(begin)
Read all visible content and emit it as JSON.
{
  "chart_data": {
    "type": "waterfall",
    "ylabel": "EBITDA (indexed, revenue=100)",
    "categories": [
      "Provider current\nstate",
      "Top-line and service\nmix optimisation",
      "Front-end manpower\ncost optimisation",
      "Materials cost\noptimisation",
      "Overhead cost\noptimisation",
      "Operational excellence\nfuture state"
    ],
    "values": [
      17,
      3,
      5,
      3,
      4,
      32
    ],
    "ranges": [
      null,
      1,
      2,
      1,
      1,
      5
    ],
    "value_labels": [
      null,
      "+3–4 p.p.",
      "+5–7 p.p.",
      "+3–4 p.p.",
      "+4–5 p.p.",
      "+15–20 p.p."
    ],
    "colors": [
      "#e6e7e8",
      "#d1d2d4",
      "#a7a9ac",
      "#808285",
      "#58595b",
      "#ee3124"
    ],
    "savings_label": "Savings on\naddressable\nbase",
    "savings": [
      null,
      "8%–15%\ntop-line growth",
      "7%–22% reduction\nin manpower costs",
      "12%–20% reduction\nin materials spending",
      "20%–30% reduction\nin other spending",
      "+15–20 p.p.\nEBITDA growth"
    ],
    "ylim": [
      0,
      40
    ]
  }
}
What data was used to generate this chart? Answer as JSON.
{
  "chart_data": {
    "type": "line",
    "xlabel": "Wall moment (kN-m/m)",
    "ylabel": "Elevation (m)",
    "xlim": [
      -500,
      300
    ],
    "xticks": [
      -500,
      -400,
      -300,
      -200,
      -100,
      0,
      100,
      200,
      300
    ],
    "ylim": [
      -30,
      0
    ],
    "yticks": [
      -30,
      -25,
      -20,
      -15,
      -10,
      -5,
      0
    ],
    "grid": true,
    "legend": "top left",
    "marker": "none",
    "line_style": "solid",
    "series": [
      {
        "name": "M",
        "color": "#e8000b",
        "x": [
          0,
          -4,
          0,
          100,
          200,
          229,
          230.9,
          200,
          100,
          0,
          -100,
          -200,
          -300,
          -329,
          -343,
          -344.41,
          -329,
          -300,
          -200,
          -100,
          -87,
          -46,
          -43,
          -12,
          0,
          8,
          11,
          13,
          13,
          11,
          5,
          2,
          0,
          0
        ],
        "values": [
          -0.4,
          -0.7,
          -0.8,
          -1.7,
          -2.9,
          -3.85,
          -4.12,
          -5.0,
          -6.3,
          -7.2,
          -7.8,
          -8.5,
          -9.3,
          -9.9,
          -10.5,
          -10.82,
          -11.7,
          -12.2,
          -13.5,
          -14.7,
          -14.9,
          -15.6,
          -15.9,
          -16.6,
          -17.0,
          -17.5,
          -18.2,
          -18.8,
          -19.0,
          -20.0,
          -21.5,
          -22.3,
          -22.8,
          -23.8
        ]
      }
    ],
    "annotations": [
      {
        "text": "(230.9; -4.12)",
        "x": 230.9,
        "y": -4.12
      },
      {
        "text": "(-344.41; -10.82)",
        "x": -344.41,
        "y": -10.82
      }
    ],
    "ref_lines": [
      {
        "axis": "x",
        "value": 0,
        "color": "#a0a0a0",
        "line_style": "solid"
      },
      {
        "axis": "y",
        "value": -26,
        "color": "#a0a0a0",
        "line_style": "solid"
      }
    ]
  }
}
(end)
- _Exercise_: Take the entries above and copy them out exactly.

- _Response_:
Read all visible content and emit it as JSON.
{
  "chart_data": {
    "type": "waterfall",
    "ylabel": "EBITDA (indexed, revenue=100)",
    "categories": [
      "Provider current\nstate",
      "Top-line and service\nmix optimisation",
      "Front-end manpower\ncost optimisation",
      "Materials cost\noptimisation",
      "Overhead cost\noptimisation",
      "Operational excellence\nfuture state"
    ],
    "values": [
      17,
      3,
      5,
      3,
      4,
      32
    ],
    "ranges": [
      null,
      1,
      2,
      1,
      1,
      5
    ],
    "value_labels": [
      null,
      "+3–4 p.p.",
      "+5–7 p.p.",
      "+3–4 p.p.",
      "+4–5 p.p.",
      "+15–20 p.p."
    ],
    "colors": [
      "#e6e7e8",
      "#d1d2d4",
      "#a7a9ac",
      "#808285",
      "#58595b",
      "#ee3124"
    ],
    "savings_label": "Savings on\naddressable\nbase",
    "savings": [
      null,
      "8%–15%\ntop-line growth",
      "7%–22% reduction\nin manpower costs",
      "12%–20% reduction\nin materials spending",
      "20%–30% reduction\nin other spending",
      "+15–20 p.p.\nEBITDA growth"
    ],
    "ylim": [
      0,
      40
    ]
  }
}
What data was used to generate this chart? Answer as JSON.
{
  "chart_data": {
    "type": "line",
    "xlabel": "Wall moment (kN-m/m)",
    "ylabel": "Elevation (m)",
    "xlim": [
      -500,
      300
    ],
    "xticks": [
      -500,
      -400,
      -300,
      -200,
      -100,
      0,
      100,
      200,
      300
    ],
    "ylim": [
      -30,
      0
    ],
    "yticks": [
      -30,
      -25,
      -20,
      -15,
      -10,
      -5,
      0
    ],
    "grid": true,
    "legend": "top left",
    "marker": "none",
    "line_style": "solid",
    "series": [
      {
        "name": "M",
        "color": "#e8000b",
        "x": [
          0,
          -4,
          0,
          100,
          200,
          229,
          230.9,
          200,
          100,
          0,
          -100,
          -200,
          -300,
          -329,
          -343,
          -344.41,
          -329,
          -300,
          -200,
          -100,
          -87,
          -46,
          -43,
          -12,
          0,
          8,
          11,
          13,
          13,
          11,
          5,
          2,
          0,
          0
        ],
        "values": [
          -0.4,
          -0.7,
          -0.8,
          -1.7,
          -2.9,
          -3.85,
          -4.12,
          -5.0,
          -6.3,
          -7.2,
          -7.8,
          -8.5,
          -9.3,
          -9.9,
          -10.5,
          -10.82,
          -11.7,
          -12.2,
          -13.5,
          -14.7,
          -14.9,
          -15.6,
          -15.9,
          -16.6,
          -17.0,
          -17.5,
          -18.2,
          -18.8,
          -19.0,
          -20.0,
          -21.5,
          -22.3,
          -22.8,
          -23.8
        ]
      }
    ],
    "annotations": [
      {
        "text": "(230.9; -4.12)",
        "x": 230.9,
        "y": -4.12
      },
      {
        "text": "(-344.41; -10.82)",
        "x": -344.41,
        "y": -10.82
      }
    ],
    "ref_lines": [
      {
        "axis": "x",
        "value": 0,
        "color": "#a0a0a0",
        "line_style": "solid"
      },
      {
        "axis": "y",
        "value": -26,
        "color": "#a0a0a0",
        "line_style": "solid"
      }
    ]
  }
}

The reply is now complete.